[To be done]: Below are records to be output exactly, every one of them.
══ Given information ══
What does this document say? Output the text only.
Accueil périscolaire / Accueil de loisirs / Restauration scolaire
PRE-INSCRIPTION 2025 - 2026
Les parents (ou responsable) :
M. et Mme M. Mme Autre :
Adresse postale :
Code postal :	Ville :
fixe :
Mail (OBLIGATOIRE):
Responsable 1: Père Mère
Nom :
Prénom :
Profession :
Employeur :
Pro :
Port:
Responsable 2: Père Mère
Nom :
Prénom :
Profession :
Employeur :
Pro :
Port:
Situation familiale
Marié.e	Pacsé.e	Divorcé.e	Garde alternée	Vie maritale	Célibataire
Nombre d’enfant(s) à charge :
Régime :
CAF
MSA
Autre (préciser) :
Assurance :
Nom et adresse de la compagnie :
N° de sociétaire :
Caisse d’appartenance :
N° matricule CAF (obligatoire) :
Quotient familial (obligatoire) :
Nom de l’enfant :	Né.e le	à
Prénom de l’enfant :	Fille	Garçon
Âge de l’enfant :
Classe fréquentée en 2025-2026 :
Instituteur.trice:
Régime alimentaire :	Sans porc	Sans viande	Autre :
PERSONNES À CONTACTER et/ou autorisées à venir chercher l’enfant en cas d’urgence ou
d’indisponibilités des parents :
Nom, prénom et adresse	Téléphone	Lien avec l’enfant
═══
[Finished task]:
What does this document say? Output the text only.
Accueil périscolaire / Accueil de loisirs / Restauration scolaire
PRE-INSCRIPTION 2025 - 2026
Les parents (ou responsable) :
M. et Mme M. Mme Autre :
Adresse postale :
Code postal :	Ville :
fixe :
Mail (OBLIGATOIRE):
Responsable 1: Père Mère
Nom :
Prénom :
Profession :
Employeur :
Pro :
Port:
Responsable 2: Père Mère
Nom :
Prénom :
Profession :
Employeur :
Pro :
Port:
Situation familiale
Marié.e	Pacsé.e	Divorcé.e	Garde alternée	Vie maritale	Célibataire
Nombre d’enfant(s) à charge :
Régime :
CAF
MSA
Autre (préciser) :
Assurance :
Nom et adresse de la compagnie :
N° de sociétaire :
Caisse d’appartenance :
N° matricule CAF (obligatoire) :
Quotient familial (obligatoire) :
Nom de l’enfant :	Né.e le	à
Prénom de l’enfant :	Fille	Garçon
Âge de l’enfant :
Classe fréquentée en 2025-2026 :
Instituteur.trice:
Régime alimentaire :	Sans porc	Sans viande	Autre :
PERSONNES À CONTACTER et/ou autorisées à venir chercher l’enfant en cas d’urgence ou
d’indisponibilités des parents :
Nom, prénom et adresse	Téléphone	Lien avec l’enfant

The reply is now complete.